Prompt → Render every line of the entries below as a Markdown table with the columns "No." and "Line", numbering the rows in order and omitting blank lines.
— Begin The input —
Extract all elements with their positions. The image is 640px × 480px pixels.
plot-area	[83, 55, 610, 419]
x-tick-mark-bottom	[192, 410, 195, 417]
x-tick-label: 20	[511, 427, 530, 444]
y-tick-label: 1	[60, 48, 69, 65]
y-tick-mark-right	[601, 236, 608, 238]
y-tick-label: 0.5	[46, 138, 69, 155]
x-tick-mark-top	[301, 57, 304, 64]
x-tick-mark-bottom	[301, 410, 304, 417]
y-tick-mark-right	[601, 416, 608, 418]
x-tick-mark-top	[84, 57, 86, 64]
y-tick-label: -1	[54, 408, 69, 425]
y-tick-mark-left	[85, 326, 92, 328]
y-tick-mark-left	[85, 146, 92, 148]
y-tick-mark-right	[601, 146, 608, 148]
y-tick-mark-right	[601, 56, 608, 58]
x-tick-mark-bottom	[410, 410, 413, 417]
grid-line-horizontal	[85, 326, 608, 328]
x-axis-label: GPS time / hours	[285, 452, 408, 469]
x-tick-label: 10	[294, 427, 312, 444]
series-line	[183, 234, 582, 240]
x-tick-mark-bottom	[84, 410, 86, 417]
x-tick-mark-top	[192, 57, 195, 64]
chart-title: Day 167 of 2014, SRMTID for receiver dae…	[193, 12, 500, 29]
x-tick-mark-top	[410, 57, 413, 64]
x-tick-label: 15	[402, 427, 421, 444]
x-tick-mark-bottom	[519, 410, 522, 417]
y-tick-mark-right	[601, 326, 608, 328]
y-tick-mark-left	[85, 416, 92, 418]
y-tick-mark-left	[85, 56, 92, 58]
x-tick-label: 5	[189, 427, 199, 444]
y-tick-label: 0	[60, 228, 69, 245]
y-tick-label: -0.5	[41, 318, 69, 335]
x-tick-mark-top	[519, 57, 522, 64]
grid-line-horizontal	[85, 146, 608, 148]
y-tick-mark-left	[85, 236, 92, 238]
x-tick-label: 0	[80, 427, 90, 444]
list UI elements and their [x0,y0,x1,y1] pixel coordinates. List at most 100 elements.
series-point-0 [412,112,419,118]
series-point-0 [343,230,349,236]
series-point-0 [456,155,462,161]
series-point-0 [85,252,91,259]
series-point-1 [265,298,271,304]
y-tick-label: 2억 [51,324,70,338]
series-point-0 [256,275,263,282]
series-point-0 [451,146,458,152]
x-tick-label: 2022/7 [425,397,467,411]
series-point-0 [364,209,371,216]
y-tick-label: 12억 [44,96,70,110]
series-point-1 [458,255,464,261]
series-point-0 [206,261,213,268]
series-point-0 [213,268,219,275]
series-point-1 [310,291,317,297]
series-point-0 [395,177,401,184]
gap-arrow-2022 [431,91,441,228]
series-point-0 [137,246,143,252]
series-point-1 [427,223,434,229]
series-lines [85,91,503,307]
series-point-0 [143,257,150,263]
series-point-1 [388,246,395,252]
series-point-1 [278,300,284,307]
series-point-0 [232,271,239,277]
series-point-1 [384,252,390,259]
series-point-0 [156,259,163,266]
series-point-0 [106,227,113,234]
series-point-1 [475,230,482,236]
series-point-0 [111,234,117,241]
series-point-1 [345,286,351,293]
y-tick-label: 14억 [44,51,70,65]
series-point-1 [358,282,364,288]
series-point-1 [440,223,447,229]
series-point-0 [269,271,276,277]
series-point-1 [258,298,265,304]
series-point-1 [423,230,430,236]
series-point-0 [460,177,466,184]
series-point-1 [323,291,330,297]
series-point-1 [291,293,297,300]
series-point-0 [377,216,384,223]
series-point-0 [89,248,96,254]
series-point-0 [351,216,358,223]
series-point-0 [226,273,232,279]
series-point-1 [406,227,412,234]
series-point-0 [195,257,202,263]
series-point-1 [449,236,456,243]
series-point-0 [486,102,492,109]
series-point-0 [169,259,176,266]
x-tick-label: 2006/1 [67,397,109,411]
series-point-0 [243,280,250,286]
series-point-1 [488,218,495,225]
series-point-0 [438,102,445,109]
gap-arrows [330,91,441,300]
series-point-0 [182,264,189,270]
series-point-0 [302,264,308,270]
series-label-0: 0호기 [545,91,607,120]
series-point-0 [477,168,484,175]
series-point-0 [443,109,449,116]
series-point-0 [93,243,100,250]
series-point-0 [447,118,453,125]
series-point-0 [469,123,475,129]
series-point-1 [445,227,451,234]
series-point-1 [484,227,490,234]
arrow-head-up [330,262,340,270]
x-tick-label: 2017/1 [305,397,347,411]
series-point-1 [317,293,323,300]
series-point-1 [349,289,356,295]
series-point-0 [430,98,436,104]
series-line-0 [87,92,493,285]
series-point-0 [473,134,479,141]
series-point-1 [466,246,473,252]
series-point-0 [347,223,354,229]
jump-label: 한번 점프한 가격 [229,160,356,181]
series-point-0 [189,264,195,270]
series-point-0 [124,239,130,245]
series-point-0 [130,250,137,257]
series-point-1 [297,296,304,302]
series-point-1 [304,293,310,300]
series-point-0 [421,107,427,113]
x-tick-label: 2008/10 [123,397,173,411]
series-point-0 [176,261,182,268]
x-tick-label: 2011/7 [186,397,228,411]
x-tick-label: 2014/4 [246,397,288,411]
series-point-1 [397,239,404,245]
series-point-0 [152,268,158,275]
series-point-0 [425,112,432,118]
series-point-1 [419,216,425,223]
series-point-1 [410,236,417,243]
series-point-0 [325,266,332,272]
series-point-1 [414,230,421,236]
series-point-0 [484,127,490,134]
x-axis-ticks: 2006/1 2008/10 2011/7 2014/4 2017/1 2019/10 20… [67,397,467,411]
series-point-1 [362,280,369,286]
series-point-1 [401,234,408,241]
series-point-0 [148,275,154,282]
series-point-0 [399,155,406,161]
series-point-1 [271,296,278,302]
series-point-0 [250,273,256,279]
— End The input —
Task result →
| No. | Line |
|---|---|
| 1 | Extract all elements with their positions. The image is 640px × 480px pixels. |
| 2 | plot-area	[83, 55, 610, 419] |
| 3 | x-tick-mark-bottom	[192, 410, 195, 417] |
| 4 | x-tick-label: 20	[511, 427, 530, 444] |
| 5 | y-tick-label: 1	[60, 48, 69, 65] |
| 6 | y-tick-mark-right	[601, 236, 608, 238] |
| 7 | y-tick-label: 0.5	[46, 138, 69, 155] |
| 8 | x-tick-mark-top	[301, 57, 304, 64] |
| 9 | x-tick-mark-bottom	[301, 410, 304, 417] |
| 10 | y-tick-mark-right	[601, 416, 608, 418] |
| 11 | x-tick-mark-top	[84, 57, 86, 64] |
| 12 | y-tick-label: -1	[54, 408, 69, 425] |
| 13 | y-tick-mark-left	[85, 326, 92, 328] |
| 14 | y-tick-mark-left	[85, 146, 92, 148] |
| 15 | y-tick-mark-right	[601, 146, 608, 148] |
| 16 | y-tick-mark-right	[601, 56, 608, 58] |
| 17 | x-tick-mark-bottom	[410, 410, 413, 417] |
| 18 | grid-line-horizontal	[85, 326, 608, 328] |
| 19 | x-axis-label: GPS time / hours	[285, 452, 408, 469] |
| 20 | x-tick-label: 10	[294, 427, 312, 444] |
| 21 | series-line	[183, 234, 582, 240] |
| 22 | x-tick-mark-bottom	[84, 410, 86, 417] |
| 23 | x-tick-mark-top	[192, 57, 195, 64] |
| 24 | chart-title: Day 167 of 2014, SRMTID for receiver dae…	[193, 12, 500, 29] |
| 25 | x-tick-mark-top	[410, 57, 413, 64] |
| 26 | x-tick-label: 15	[402, 427, 421, 444] |
| 27 | x-tick-mark-bottom	[519, 410, 522, 417] |
| 28 | y-tick-mark-right	[601, 326, 608, 328] |
| 29 | y-tick-mark-left	[85, 416, 92, 418] |
| 30 | y-tick-mark-left	[85, 56, 92, 58] |
| 31 | x-tick-label: 5	[189, 427, 199, 444] |
| 32 | y-tick-label: 0	[60, 228, 69, 245] |
| 33 | y-tick-label: -0.5	[41, 318, 69, 335] |
| 34 | x-tick-mark-top	[519, 57, 522, 64] |
| 35 | grid-line-horizontal	[85, 146, 608, 148] |
| 36 | y-tick-mark-left	[85, 236, 92, 238] |
| 37 | x-tick-label: 0	[80, 427, 90, 444] |
| 38 | list UI elements and their [x0,y0,x1,y1] pixel coordinates. List at most 100 elements. |
| 39 | series-point-0 [412,112,419,118] |
| 40 | series-point-0 [343,230,349,236] |
| 41 | series-point-0 [456,155,462,161] |
| 42 | series-point-0 [85,252,91,259] |
| 43 | series-point-1 [265,298,271,304] |
| 44 | y-tick-label: 2억 [51,324,70,338] |
| 45 | series-point-0 [256,275,263,282] |
| 46 | series-point-0 [451,146,458,152] |
| 47 | x-tick-label: 2022/7 [425,397,467,411] |
| 48 | series-point-0 [364,209,371,216] |
| 49 | y-tick-label: 12억 [44,96,70,110] |
| 50 | series-point-1 [458,255,464,261] |
| 51 | series-point-0 [206,261,213,268] |
| 52 | series-point-0 [213,268,219,275] |
| 53 | series-point-1 [310,291,317,297] |
| 54 | series-point-0 [395,177,401,184] |
| 55 | gap-arrow-2022 [431,91,441,228] |
| 56 | series-point-0 [137,246,143,252] |
| 57 | series-point-1 [427,223,434,229] |
| 58 | series-lines [85,91,503,307] |
| 59 | series-point-0 [143,257,150,263] |
| 60 | series-point-1 [388,246,395,252] |
| 61 | series-point-1 [278,300,284,307] |
| 62 | series-point-0 [232,271,239,277] |
| 63 | series-point-1 [384,252,390,259] |
| 64 | series-point-0 [156,259,163,266] |
| 65 | series-point-0 [106,227,113,234] |
| 66 | series-point-1 [475,230,482,236] |
| 67 | series-point-0 [111,234,117,241] |
| 68 | series-point-1 [345,286,351,293] |
| 69 | y-tick-label: 14억 [44,51,70,65] |
| 70 | series-point-1 [358,282,364,288] |
| 71 | series-point-1 [440,223,447,229] |
| 72 | series-point-0 [269,271,276,277] |
| 73 | series-point-1 [258,298,265,304] |
| 74 | series-point-1 [423,230,430,236] |
| 75 | series-point-0 [460,177,466,184] |
| 76 | series-point-1 [323,291,330,297] |
| 77 | series-point-1 [291,293,297,300] |
| 78 | series-point-0 [377,216,384,223] |
| 79 | series-point-0 [89,248,96,254] |
| 80 | series-point-0 [351,216,358,223] |
| 81 | series-point-0 [226,273,232,279] |
| 82 | series-point-1 [406,227,412,234] |
| 83 | series-point-0 [195,257,202,263] |
| 84 | series-point-1 [449,236,456,243] |
| 85 | series-point-0 [486,102,492,109] |
| 86 | series-point-0 [169,259,176,266] |
| 87 | x-tick-label: 2006/1 [67,397,109,411] |
| 88 | series-point-0 [243,280,250,286] |
| 89 | series-point-1 [488,218,495,225] |
| 90 | series-point-0 [438,102,445,109] |
| 91 | gap-arrows [330,91,441,300] |
| 92 | series-point-0 [182,264,189,270] |
| 93 | series-point-0 [302,264,308,270] |
| 94 | series-label-0: 0호기 [545,91,607,120] |
| 95 | series-point-0 [477,168,484,175] |
| 96 | series-point-0 [443,109,449,116] |
| 97 | series-point-0 [93,243,100,250] |
| 98 | series-point-0 [447,118,453,125] |
| 99 | series-point-0 [469,123,475,129] |
| 100 | series-point-1 [445,227,451,234] |
| 101 | series-point-1 [484,227,490,234] |
| 102 | arrow-head-up [330,262,340,270] |
| 103 | x-tick-label: 2017/1 [305,397,347,411] |
| 104 | series-point-1 [317,293,323,300] |
| 105 | series-point-1 [349,289,356,295] |
| 106 | series-point-0 [430,98,436,104] |
| 107 | series-line-0 [87,92,493,285] |
| 108 | series-point-0 [473,134,479,141] |
| 109 | series-point-1 [466,246,473,252] |
| 110 | series-point-0 [347,223,354,229] |
| 111 | jump-label: 한번 점프한 가격 [229,160,356,181] |
| 112 | series-point-0 [189,264,195,270] |
| 113 | series-point-0 [124,239,130,245] |
| 114 | series-point-0 [130,250,137,257] |
| 115 | series-point-1 [297,296,304,302] |
| 116 | series-point-1 [304,293,310,300] |
| 117 | series-point-0 [421,107,427,113] |
| 118 | x-tick-label: 2008/10 [123,397,173,411] |
| 119 | series-point-0 [176,261,182,268] |
| 120 | x-tick-label: 2011/7 [186,397,228,411] |
| 121 | x-tick-label: 2014/4 [246,397,288,411] |
| 122 | series-point-1 [397,239,404,245] |
| 123 | series-point-0 [152,268,158,275] |
| 124 | series-point-0 [425,112,432,118] |
| 125 | series-point-1 [419,216,425,223] |
| 126 | series-point-1 [410,236,417,243] |
| 127 | series-point-0 [325,266,332,272] |
| 128 | series-point-1 [414,230,421,236] |
| 129 | series-point-0 [484,127,490,134] |
| 130 | x-axis-ticks: 2006/1 2008/10 2011/7 2014/4 2017/1 2019/10 20… [67,397,467,411] |
| 131 | series-point-1 [362,280,369,286] |
| 132 | series-point-1 [401,234,408,241] |
| 133 | series-point-0 [148,275,154,282] |
| 134 | series-point-0 [399,155,406,161] |
| 135 | series-point-1 [271,296,278,302] |
| 136 | series-point-0 [250,273,256,279] |